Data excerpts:
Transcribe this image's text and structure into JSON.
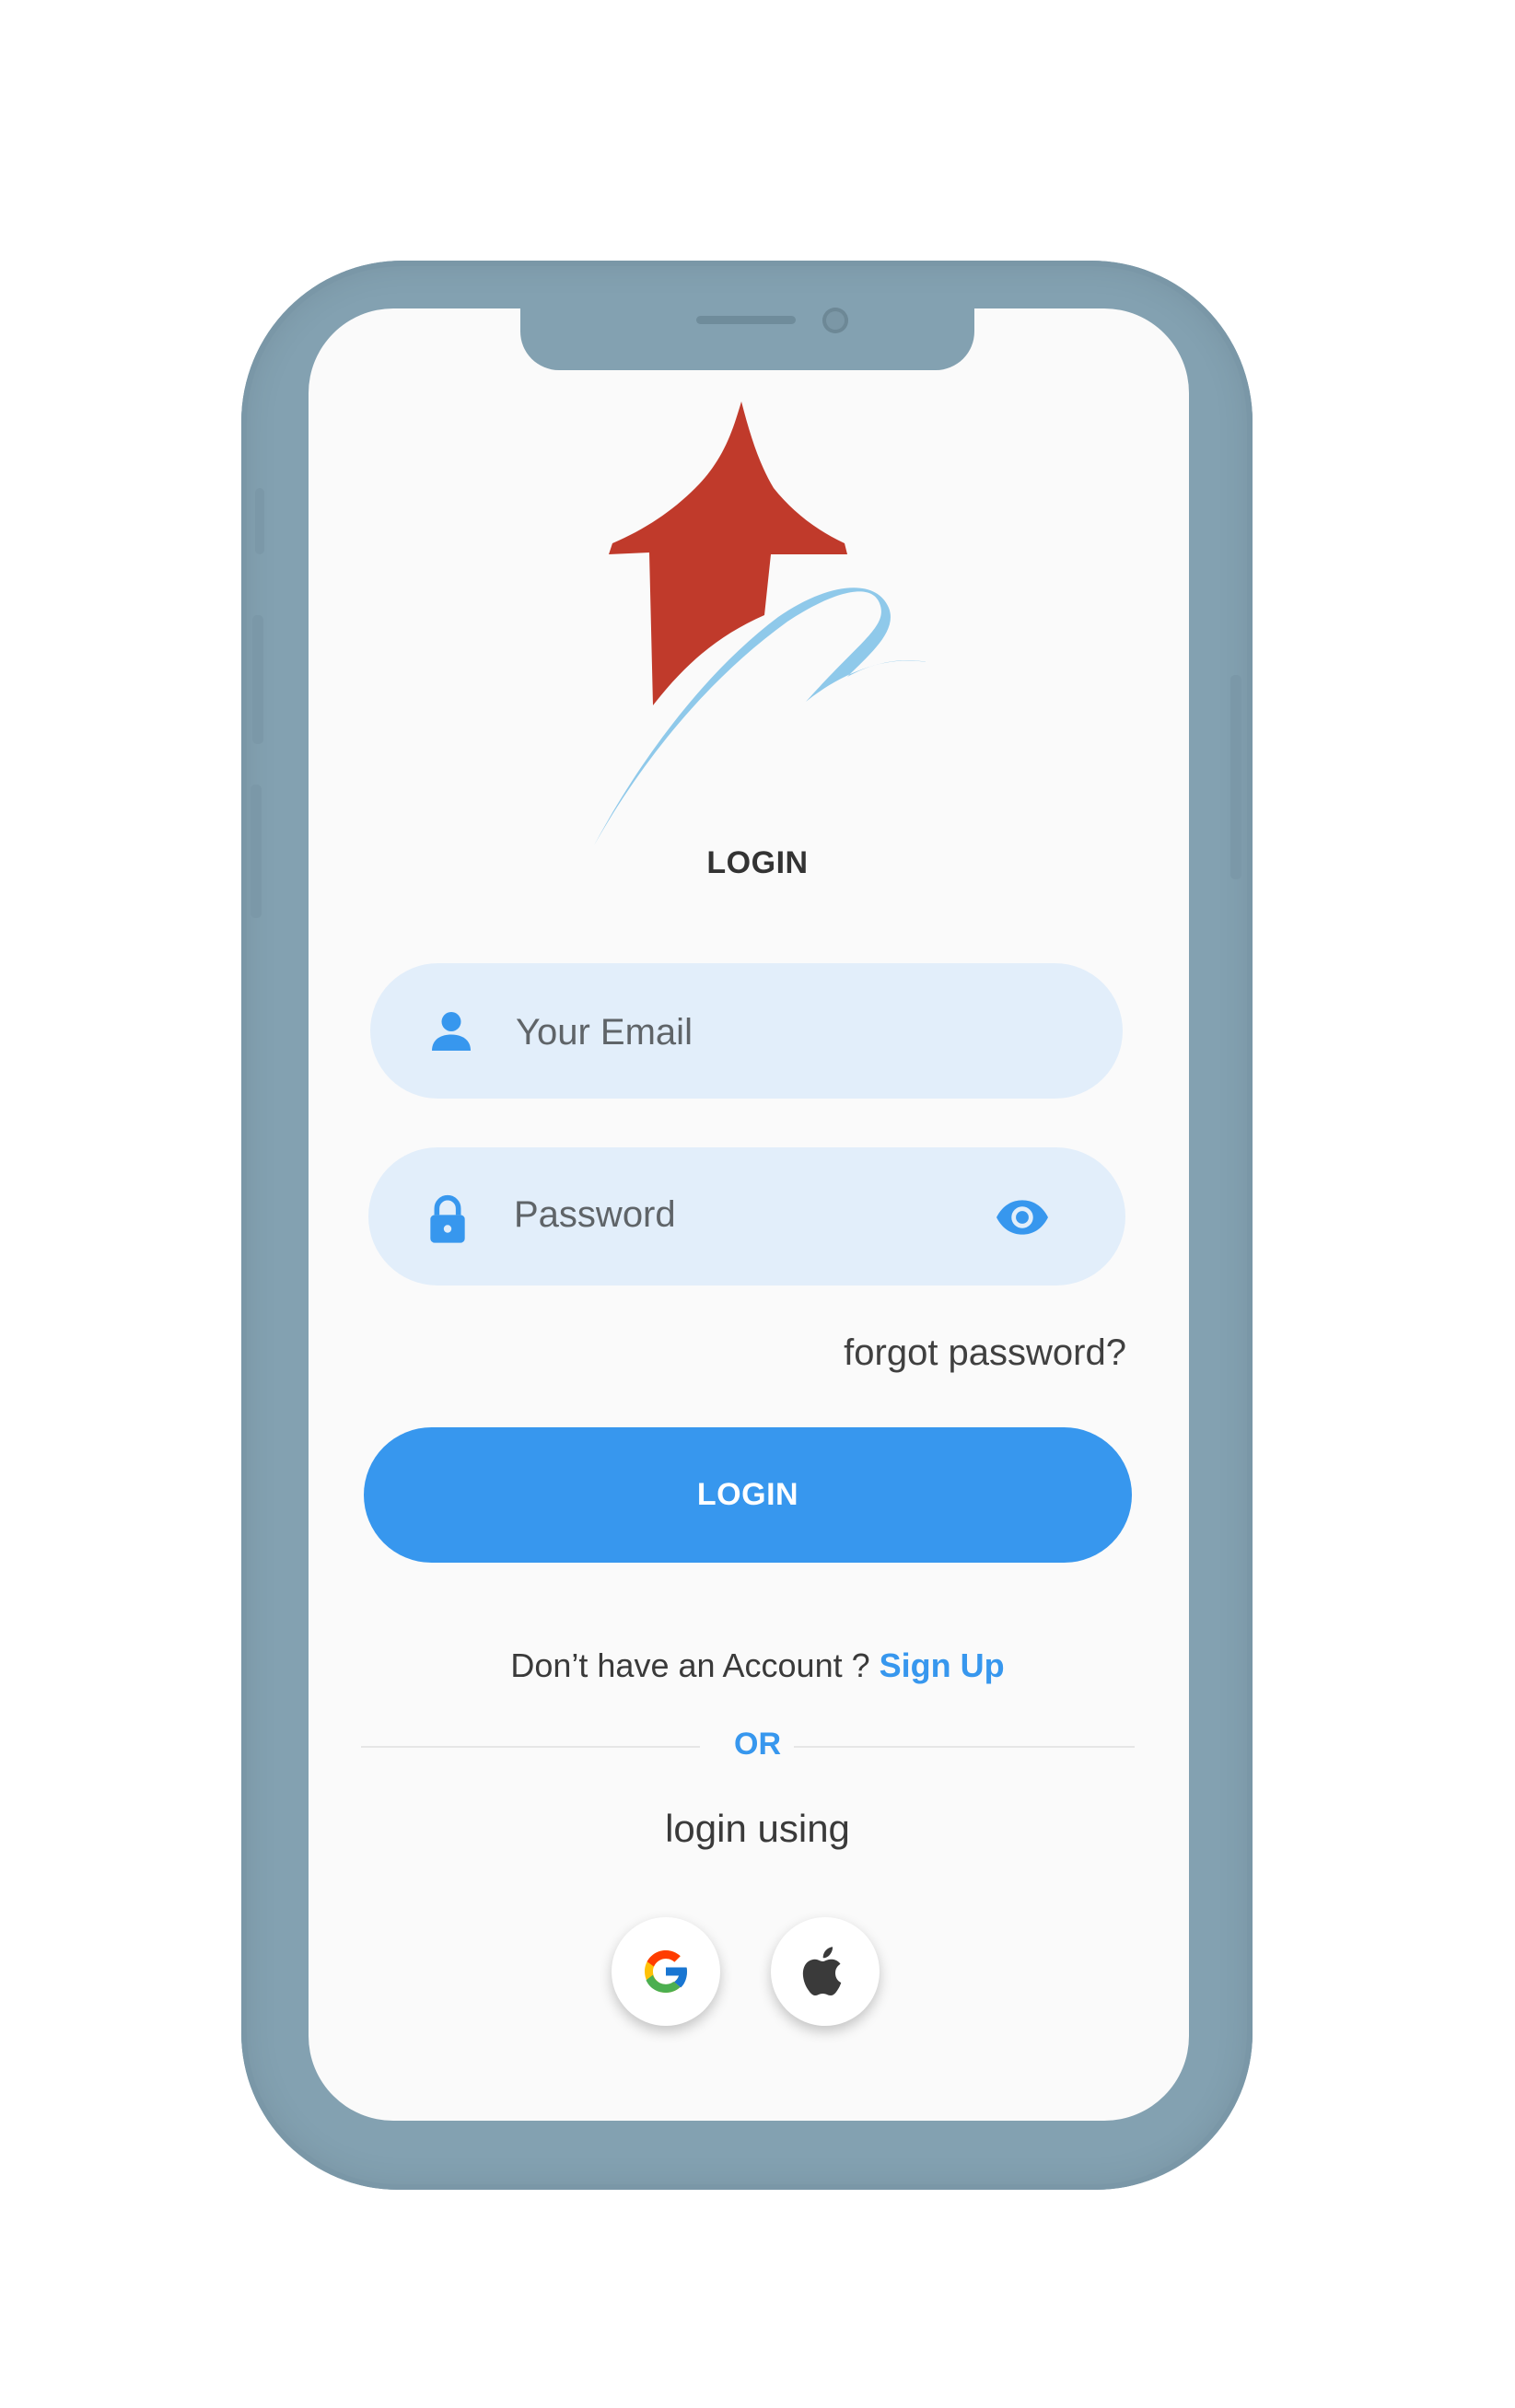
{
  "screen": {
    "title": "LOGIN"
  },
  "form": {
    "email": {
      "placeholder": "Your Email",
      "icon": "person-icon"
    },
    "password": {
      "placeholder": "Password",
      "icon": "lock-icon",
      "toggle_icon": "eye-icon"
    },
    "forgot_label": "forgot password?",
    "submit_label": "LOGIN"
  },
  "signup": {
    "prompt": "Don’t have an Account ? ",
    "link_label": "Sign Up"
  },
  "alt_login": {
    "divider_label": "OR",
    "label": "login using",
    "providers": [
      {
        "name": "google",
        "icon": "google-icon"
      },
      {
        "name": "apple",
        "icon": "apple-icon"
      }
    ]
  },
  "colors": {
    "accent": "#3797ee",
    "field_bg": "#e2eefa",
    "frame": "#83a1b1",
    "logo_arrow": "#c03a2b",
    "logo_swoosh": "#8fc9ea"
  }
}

> **What you have to do**: Write out every line of the entries that holds the word "placeholder".

> **Written solution**:
      "placeholder": "Your Email",
      "placeholder": "Password",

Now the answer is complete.